**やること**:
A. 講座の紹介文のうち、「日本の文化講座 第5回「特別企画~高知の銘酒~」」と「さんも興味津々の様子でした。」の間を、両はしの言葉も入れてそのまま書き出してください。
B. 講座の紹介文に出てくる人、会社、団体の名前を、出てくる順にすべて挙げてください。
C. 高知の酒の講座の紹介文を、最後の文のあとから書き続けてください。

日本の文化講座 第5回「特別企画~高知の銘酒~」

「味わう」をテーマに高知の酒文化をとりあげている今年の日本の文化講座、今回は高知県酒造組合の松尾禎之さんに、酒造りの仕組みや高知県の酒造業界の現状についてお話して頂きました。松尾さんは香美市土佐山田町にある松尾酒造で長年にわたって酒造りをたずさわってこられ、現在は代表取締役を務めておられます。

講座では、まず明治初めから続く松尾酒造の歴史について触れたのち、日本酒の造り方について解説がありました。麹(こうじ)と酵母による日本酒の特徴的な醸造方法から、かつて高知の観光地・龍河洞(りゅうがどう)で行った貯蔵酒の話題まで、松尾さんの日頃の経験にもとづくお話に、参加者の皆さんも興味津々の様子でした。

**データの抜粋**:
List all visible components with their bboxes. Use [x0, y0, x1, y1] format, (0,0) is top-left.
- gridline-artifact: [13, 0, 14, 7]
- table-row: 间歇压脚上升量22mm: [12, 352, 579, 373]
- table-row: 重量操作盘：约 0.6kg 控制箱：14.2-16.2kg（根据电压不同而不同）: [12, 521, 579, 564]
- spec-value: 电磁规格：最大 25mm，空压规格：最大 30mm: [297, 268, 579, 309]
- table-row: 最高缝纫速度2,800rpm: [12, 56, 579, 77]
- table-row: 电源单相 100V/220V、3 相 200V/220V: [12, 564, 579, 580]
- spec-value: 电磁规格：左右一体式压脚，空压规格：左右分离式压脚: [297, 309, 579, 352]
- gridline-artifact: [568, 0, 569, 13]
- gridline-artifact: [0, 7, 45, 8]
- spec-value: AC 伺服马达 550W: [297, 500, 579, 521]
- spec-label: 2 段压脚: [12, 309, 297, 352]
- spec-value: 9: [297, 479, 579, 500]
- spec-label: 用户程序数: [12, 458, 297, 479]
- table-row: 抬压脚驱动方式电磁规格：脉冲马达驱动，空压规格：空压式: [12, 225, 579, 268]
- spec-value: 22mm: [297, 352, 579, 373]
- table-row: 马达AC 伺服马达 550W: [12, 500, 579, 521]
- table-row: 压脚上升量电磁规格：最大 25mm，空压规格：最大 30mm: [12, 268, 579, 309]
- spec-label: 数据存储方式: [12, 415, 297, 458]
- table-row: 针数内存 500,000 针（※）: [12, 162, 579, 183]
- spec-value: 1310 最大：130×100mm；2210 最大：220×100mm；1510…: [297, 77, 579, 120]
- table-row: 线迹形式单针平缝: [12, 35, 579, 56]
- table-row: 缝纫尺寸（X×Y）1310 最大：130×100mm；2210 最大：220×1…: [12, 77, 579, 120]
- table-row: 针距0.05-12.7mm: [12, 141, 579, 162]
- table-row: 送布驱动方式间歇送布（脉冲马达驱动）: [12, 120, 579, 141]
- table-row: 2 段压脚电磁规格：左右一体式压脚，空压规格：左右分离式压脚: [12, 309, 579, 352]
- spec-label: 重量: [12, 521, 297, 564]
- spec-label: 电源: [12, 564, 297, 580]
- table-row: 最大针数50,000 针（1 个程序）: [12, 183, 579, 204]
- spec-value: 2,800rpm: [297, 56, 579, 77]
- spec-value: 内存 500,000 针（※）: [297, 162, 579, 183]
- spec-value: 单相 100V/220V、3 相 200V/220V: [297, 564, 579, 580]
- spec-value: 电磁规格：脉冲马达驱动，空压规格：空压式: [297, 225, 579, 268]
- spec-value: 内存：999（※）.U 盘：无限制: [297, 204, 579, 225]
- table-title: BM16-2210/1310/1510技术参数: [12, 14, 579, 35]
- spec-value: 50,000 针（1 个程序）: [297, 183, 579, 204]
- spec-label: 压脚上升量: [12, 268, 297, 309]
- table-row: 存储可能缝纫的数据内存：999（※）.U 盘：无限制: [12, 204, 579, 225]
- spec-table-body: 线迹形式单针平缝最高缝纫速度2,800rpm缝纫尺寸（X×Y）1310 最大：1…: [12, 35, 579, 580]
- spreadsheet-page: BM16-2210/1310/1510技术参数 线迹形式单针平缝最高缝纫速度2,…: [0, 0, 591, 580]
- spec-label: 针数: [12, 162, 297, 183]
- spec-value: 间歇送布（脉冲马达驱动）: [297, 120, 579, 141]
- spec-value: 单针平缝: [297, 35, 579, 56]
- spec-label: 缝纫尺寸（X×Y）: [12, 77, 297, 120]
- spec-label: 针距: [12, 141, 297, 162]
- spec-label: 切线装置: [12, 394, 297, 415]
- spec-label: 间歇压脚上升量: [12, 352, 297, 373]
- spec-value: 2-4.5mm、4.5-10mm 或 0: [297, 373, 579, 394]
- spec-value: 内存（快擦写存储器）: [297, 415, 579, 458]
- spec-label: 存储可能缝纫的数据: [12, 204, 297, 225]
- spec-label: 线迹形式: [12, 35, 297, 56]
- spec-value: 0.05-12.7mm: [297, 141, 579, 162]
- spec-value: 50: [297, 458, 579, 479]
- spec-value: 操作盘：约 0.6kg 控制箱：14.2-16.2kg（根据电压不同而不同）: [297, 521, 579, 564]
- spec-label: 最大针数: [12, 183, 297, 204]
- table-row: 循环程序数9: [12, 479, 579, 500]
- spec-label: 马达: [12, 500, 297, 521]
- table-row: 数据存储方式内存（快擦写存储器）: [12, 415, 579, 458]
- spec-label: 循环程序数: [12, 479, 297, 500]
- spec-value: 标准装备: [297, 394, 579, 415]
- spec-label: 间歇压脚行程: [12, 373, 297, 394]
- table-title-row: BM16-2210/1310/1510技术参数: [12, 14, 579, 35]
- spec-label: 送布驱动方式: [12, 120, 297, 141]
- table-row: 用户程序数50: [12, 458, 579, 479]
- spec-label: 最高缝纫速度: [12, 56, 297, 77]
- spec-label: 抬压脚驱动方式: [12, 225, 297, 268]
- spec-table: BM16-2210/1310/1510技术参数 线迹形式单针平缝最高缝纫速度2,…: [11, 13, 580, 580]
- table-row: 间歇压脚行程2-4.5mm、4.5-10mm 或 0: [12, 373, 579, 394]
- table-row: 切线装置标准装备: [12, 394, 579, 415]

**それぞれの答え**:
A.
日本の文化講座 第5回「特別企画~高知の銘酒~」

「味わう」をテーマに高知の酒文化をとりあげている今年の日本の文化講座、今回は高知県酒造組合の松尾禎之さんに、酒造りの仕組みや高知県の酒造業界の現状についてお話して頂きました。松尾さんは香美市土佐山田町にある松尾酒造で長年にわたって酒造りをたずさわってこられ、現在は代表取締役を務めておられます。

講座では、まず明治初めから続く松尾酒造の歴史について触れたのち、日本酒の造り方について解説がありました。麹(こうじ)と酵母による日本酒の特徴的な醸造方法から、かつて高知の観光地・龍河洞(りゅうがどう)で行った貯蔵酒の話題まで、松尾さんの日頃の経験にもとづくお話に、参加者の皆さんも興味津々の様子でした。

B. 高知県酒造組合、松尾禎之、松尾酒造

C.
続いて、明治初めから現代までの高知の酒造業の変遷について話が進みました。高知県ではかつて約160以上もあった酒蔵が戦時下の統制経済によって数十社にまで整理・合併したことを皮切りに、高齢化や食生活の変化、小売業での規制緩和などによって厳しい現状にある日本酒業界のこと、さらに高知の各蔵元の経営や味の特徴など、様々なテーマについて分かりやすい解説がなされました。

講座の終わりには、松尾酒造の酒蔵で搾りたての新酒と現在売り出し中のにごり酒の試飲も行われました。端麗辛口の高知のお酒を味わいながら、話題は日本各地の酒の味わいの違いに及ぶなど、最後までなかなか話題が尽きませんでした。

朝晩は凜と冷え込むこの季節は、酒造りで最も大事な仕込みの時期でもあります。お忙しい時期に貴重なお話を下さり、松尾さん本当にありがとうございました。